> **Task description**
Please output the lines shown below exactly as they appear.

> **Dataset records**
◇ ◇ ◇ ◇ ◇ ◇ ◇
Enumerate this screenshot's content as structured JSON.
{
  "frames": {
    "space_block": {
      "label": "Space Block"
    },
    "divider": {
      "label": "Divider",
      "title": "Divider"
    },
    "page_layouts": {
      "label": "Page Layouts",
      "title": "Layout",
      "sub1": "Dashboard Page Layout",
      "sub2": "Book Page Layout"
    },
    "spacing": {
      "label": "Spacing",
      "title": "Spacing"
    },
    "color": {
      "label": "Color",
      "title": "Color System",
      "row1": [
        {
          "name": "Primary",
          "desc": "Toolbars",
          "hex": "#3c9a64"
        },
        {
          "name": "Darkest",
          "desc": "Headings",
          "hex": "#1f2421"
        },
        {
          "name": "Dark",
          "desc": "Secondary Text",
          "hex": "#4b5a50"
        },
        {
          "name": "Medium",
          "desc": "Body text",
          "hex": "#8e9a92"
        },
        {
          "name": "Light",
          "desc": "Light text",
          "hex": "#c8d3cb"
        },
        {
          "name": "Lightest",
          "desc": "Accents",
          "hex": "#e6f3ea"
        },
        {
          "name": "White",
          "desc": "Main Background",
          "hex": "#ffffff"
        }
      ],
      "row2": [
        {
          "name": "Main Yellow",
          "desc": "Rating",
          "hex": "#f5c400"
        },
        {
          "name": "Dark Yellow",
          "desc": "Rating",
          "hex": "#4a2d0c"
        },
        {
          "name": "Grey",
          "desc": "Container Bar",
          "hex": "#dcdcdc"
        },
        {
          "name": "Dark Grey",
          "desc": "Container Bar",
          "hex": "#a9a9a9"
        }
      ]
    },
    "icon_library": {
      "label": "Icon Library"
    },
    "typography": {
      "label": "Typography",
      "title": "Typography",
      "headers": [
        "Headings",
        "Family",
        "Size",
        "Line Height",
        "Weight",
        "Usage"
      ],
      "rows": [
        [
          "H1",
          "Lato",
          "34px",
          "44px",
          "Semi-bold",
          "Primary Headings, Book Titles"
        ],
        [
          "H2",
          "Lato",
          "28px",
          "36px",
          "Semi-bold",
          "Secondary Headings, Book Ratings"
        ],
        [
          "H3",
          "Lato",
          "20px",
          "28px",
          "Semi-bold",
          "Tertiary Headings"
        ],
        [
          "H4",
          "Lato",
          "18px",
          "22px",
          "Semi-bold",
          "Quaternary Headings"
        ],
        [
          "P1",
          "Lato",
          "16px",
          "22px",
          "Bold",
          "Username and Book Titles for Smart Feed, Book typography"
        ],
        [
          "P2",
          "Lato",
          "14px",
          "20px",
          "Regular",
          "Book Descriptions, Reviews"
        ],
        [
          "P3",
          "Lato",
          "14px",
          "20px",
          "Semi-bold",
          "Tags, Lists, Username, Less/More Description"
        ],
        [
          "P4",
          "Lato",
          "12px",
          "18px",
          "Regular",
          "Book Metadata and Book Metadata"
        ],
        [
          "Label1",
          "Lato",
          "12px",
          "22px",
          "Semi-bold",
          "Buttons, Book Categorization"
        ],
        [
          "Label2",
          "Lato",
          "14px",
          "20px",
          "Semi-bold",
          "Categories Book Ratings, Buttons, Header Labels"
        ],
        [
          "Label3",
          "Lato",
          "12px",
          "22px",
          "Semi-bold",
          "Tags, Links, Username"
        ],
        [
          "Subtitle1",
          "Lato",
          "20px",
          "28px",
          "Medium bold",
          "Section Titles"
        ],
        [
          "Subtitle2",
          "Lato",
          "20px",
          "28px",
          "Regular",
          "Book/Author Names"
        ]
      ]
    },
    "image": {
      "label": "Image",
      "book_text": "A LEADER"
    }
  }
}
◇ ◇ ◇ ◇ ◇ ◇ ◇
> **Response**
Enumerate this screenshot's content as structured JSON.
{
  "frames": {
    "space_block": {
      "label": "Space Block"
    },
    "divider": {
      "label": "Divider",
      "title": "Divider"
    },
    "page_layouts": {
      "label": "Page Layouts",
      "title": "Layout",
      "sub1": "Dashboard Page Layout",
      "sub2": "Book Page Layout"
    },
    "spacing": {
      "label": "Spacing",
      "title": "Spacing"
    },
    "color": {
      "label": "Color",
      "title": "Color System",
      "row1": [
        {
          "name": "Primary",
          "desc": "Toolbars",
          "hex": "#3c9a64"
        },
        {
          "name": "Darkest",
          "desc": "Headings",
          "hex": "#1f2421"
        },
        {
          "name": "Dark",
          "desc": "Secondary Text",
          "hex": "#4b5a50"
        },
        {
          "name": "Medium",
          "desc": "Body text",
          "hex": "#8e9a92"
        },
        {
          "name": "Light",
          "desc": "Light text",
          "hex": "#c8d3cb"
        },
        {
          "name": "Lightest",
          "desc": "Accents",
          "hex": "#e6f3ea"
        },
        {
          "name": "White",
          "desc": "Main Background",
          "hex": "#ffffff"
        }
      ],
      "row2": [
        {
          "name": "Main Yellow",
          "desc": "Rating",
          "hex": "#f5c400"
        },
        {
          "name": "Dark Yellow",
          "desc": "Rating",
          "hex": "#4a2d0c"
        },
        {
          "name": "Grey",
          "desc": "Container Bar",
          "hex": "#dcdcdc"
        },
        {
          "name": "Dark Grey",
          "desc": "Container Bar",
          "hex": "#a9a9a9"
        }
      ]
    },
    "icon_library": {
      "label": "Icon Library"
    },
    "typography": {
      "label": "Typography",
      "title": "Typography",
      "headers": [
        "Headings",
        "Family",
        "Size",
        "Line Height",
        "Weight",
        "Usage"
      ],
      "rows": [
        [
          "H1",
          "Lato",
          "34px",
          "44px",
          "Semi-bold",
          "Primary Headings, Book Titles"
        ],
        [
          "H2",
          "Lato",
          "28px",
          "36px",
          "Semi-bold",
          "Secondary Headings, Book Ratings"
        ],
        [
          "H3",
          "Lato",
          "20px",
          "28px",
          "Semi-bold",
          "Tertiary Headings"
        ],
        [
          "H4",
          "Lato",
          "18px",
          "22px",
          "Semi-bold",
          "Quaternary Headings"
        ],
        [
          "P1",
          "Lato",
          "16px",
          "22px",
          "Bold",
          "Username and Book Titles for Smart Feed, Book typography"
        ],
        [
          "P2",
          "Lato",
          "14px",
          "20px",
          "Regular",
          "Book Descriptions, Reviews"
        ],
        [
          "P3",
          "Lato",
          "14px",
          "20px",
          "Semi-bold",
          "Tags, Lists, Username, Less/More Description"
        ],
        [
          "P4",
          "Lato",
          "12px",
          "18px",
          "Regular",
          "Book Metadata and Book Metadata"
        ],
        [
          "Label1",
          "Lato",
          "12px",
          "22px",
          "Semi-bold",
          "Buttons, Book Categorization"
        ],
        [
          "Label2",
          "Lato",
          "14px",
          "20px",
          "Semi-bold",
          "Categories Book Ratings, Buttons, Header Labels"
        ],
        [
          "Label3",
          "Lato",
          "12px",
          "22px",
          "Semi-bold",
          "Tags, Links, Username"
        ],
        [
          "Subtitle1",
          "Lato",
          "20px",
          "28px",
          "Medium bold",
          "Section Titles"
        ],
        [
          "Subtitle2",
          "Lato",
          "20px",
          "28px",
          "Regular",
          "Book/Author Names"
        ]
      ]
    },
    "image": {
      "label": "Image",
      "book_text": "A LEADER"
    }
  }
}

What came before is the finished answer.